§ **Job**:
Write out the listing below from the line containing "Transcribe this chart's" to its last line, unaltered, ends included.

§ **Material provided**:
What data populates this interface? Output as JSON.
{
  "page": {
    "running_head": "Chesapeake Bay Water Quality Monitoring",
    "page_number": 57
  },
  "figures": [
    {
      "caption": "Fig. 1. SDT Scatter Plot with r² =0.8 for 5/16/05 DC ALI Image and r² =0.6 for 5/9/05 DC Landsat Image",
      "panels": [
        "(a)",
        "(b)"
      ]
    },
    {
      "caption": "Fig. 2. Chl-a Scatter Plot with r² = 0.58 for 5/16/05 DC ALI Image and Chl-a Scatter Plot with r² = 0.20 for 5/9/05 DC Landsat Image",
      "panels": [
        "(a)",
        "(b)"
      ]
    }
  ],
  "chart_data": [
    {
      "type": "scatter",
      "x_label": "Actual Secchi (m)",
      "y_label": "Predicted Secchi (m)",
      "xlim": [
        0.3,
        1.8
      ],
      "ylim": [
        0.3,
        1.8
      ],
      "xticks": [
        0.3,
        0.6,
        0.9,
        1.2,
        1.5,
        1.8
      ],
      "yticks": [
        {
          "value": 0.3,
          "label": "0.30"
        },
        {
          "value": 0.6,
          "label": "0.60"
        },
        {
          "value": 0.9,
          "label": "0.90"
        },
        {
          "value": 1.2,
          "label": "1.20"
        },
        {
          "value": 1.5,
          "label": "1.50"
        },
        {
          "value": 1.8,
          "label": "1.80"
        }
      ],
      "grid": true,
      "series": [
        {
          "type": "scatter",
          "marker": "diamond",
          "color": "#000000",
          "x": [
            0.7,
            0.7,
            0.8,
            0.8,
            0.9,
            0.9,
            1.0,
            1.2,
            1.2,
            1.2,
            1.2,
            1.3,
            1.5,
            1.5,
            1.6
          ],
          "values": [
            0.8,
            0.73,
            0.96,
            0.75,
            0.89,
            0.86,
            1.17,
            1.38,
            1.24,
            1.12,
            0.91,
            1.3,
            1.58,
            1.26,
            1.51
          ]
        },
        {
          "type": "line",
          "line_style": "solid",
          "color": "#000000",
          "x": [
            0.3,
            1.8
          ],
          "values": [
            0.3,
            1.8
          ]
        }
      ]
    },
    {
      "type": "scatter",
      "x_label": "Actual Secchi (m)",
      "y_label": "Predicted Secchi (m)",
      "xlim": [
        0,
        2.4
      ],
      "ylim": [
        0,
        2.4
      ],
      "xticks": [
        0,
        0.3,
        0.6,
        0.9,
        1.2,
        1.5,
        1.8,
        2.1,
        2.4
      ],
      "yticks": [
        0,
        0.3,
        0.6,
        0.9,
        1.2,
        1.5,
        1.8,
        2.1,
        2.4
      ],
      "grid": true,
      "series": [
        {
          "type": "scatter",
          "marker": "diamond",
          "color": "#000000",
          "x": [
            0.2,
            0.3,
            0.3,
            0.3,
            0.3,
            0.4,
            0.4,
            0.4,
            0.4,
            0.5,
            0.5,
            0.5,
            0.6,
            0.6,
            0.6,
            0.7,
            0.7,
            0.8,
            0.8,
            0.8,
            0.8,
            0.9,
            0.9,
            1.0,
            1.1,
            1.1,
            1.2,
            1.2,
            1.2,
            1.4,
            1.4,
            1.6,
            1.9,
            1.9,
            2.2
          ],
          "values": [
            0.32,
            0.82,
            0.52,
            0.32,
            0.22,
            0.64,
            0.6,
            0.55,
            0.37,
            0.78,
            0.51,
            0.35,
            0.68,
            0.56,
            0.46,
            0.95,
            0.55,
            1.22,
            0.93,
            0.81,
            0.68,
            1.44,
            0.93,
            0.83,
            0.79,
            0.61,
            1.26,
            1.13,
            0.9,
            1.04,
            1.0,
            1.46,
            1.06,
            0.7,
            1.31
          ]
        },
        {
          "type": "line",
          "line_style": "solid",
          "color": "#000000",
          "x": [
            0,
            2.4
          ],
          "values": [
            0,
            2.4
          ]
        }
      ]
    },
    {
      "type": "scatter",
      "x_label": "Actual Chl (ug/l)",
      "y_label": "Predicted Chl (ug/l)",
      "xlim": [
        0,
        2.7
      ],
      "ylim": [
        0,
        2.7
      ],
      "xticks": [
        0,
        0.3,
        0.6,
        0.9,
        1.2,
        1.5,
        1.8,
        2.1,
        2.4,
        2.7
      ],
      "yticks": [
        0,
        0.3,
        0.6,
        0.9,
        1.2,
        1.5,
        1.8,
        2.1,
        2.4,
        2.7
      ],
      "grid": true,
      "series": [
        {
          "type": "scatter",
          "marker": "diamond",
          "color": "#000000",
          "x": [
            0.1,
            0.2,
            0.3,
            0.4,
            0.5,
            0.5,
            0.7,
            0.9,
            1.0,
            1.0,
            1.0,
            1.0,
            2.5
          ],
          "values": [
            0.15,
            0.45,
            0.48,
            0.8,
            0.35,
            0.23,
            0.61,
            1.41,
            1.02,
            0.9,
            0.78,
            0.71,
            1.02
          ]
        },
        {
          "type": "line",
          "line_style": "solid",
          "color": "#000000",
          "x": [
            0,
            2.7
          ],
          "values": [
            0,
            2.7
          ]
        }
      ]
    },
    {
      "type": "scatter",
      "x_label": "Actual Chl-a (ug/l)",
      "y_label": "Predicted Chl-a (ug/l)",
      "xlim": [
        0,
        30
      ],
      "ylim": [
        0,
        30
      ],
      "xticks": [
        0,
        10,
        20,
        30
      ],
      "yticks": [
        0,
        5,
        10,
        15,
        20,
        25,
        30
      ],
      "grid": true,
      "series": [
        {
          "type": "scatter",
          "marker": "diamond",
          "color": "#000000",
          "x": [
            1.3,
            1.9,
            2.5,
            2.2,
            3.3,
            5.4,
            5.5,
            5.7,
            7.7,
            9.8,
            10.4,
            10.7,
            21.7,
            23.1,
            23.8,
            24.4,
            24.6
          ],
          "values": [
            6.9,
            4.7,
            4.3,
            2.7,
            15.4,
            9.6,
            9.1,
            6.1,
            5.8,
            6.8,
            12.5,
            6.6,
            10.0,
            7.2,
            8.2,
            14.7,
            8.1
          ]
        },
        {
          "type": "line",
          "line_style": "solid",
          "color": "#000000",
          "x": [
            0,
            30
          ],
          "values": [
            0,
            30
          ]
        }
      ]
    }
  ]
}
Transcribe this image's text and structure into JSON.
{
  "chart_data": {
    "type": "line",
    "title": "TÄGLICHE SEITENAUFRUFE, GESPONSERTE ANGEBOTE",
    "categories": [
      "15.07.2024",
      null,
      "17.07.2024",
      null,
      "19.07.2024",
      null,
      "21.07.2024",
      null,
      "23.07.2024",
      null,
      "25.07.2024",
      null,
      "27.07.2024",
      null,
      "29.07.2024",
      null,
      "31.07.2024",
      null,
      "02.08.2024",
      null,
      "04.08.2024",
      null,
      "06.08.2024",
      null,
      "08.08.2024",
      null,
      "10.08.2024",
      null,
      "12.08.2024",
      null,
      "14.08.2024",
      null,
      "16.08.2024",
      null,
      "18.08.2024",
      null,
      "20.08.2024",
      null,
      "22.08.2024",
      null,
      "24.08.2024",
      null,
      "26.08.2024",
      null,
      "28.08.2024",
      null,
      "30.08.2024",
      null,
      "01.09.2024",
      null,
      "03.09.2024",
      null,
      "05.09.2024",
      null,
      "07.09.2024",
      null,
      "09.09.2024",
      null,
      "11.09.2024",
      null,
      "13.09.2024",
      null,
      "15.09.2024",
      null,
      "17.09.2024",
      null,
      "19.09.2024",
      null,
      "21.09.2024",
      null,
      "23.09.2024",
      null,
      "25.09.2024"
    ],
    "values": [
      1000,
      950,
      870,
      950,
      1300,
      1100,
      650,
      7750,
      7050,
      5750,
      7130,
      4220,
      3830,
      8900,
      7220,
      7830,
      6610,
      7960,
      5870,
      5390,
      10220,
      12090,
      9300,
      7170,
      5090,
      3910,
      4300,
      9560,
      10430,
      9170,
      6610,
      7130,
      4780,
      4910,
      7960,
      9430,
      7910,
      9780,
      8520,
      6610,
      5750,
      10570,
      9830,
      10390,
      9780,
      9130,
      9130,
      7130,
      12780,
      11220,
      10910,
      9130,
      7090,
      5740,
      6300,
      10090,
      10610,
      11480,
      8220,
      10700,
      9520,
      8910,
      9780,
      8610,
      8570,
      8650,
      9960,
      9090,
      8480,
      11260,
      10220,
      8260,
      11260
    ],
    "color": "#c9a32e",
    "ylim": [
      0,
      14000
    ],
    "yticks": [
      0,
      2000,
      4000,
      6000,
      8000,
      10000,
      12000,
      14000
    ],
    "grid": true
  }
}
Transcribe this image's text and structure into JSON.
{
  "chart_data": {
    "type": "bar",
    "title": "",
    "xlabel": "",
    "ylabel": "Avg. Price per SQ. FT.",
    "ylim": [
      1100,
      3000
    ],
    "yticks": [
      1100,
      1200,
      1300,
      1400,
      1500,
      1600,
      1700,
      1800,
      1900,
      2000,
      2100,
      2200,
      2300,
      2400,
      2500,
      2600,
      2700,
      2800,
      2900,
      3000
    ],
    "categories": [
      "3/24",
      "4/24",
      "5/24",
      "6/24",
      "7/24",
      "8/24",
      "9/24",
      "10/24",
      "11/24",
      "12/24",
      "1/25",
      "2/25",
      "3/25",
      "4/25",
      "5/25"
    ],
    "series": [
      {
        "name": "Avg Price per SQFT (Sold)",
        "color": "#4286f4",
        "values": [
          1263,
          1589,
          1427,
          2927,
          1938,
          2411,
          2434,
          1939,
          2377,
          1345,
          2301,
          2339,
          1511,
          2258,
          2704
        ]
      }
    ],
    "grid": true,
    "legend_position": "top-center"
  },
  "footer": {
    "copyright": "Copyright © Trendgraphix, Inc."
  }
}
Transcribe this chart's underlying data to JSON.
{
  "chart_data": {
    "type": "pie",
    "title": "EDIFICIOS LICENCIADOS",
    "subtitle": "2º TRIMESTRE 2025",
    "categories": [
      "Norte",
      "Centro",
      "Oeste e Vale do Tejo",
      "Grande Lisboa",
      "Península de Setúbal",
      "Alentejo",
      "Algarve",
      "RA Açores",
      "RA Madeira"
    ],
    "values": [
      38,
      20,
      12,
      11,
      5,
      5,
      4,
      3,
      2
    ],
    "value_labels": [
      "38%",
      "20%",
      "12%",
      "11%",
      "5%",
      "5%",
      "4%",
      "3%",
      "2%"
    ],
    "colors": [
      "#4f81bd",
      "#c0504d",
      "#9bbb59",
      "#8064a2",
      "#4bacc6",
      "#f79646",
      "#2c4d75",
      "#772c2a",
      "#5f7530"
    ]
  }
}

§ **Task result**:
Transcribe this chart's underlying data to JSON.
{
  "chart_data": {
    "type": "pie",
    "title": "EDIFICIOS LICENCIADOS",
    "subtitle": "2º TRIMESTRE 2025",
    "categories": [
      "Norte",
      "Centro",
      "Oeste e Vale do Tejo",
      "Grande Lisboa",
      "Península de Setúbal",
      "Alentejo",
      "Algarve",
      "RA Açores",
      "RA Madeira"
    ],
    "values": [
      38,
      20,
      12,
      11,
      5,
      5,
      4,
      3,
      2
    ],
    "value_labels": [
      "38%",
      "20%",
      "12%",
      "11%",
      "5%",
      "5%",
      "4%",
      "3%",
      "2%"
    ],
    "colors": [
      "#4f81bd",
      "#c0504d",
      "#9bbb59",
      "#8064a2",
      "#4bacc6",
      "#f79646",
      "#2c4d75",
      "#772c2a",
      "#5f7530"
    ]
  }
}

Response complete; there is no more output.